§ **Stated goal**: Within the listing below, locate all lines containing the word "chevron". Copy each one.

(Items from a data source)
— begin —

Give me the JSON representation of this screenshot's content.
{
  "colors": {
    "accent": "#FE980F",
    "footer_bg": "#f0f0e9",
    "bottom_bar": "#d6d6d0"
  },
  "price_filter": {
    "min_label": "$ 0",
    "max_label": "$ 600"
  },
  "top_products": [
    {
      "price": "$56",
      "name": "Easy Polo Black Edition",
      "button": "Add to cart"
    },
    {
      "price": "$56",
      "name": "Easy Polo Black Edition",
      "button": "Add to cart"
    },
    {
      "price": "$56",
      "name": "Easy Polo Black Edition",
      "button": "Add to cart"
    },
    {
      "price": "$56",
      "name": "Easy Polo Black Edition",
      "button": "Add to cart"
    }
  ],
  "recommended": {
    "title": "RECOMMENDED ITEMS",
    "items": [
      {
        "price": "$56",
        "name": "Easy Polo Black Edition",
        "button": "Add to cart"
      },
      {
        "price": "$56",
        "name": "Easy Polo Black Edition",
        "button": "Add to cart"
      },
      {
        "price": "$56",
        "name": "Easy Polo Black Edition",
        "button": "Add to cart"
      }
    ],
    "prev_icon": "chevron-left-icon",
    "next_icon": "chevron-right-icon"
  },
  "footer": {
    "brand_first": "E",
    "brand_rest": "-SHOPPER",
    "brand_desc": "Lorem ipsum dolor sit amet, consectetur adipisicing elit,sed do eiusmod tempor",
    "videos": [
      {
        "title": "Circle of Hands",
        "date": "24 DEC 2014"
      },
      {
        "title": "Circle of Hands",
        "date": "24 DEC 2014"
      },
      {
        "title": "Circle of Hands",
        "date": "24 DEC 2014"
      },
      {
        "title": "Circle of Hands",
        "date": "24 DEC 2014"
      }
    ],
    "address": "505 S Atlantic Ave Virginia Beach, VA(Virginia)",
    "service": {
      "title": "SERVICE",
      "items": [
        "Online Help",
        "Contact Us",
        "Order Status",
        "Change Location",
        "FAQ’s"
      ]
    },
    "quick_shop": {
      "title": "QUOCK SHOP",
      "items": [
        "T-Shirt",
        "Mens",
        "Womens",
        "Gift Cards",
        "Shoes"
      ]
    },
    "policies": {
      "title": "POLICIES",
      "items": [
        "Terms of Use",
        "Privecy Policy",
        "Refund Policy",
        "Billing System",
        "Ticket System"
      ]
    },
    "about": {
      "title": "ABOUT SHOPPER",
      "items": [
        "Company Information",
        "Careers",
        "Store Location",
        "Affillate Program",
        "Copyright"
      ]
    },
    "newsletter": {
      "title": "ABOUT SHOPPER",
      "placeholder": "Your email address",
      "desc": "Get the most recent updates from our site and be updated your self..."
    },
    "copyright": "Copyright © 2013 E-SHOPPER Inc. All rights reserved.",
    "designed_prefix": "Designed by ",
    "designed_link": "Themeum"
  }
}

— end —

§ **Reply to the exercise**:
    "prev_icon": "chevron-left-icon",
    "next_icon": "chevron-right-icon"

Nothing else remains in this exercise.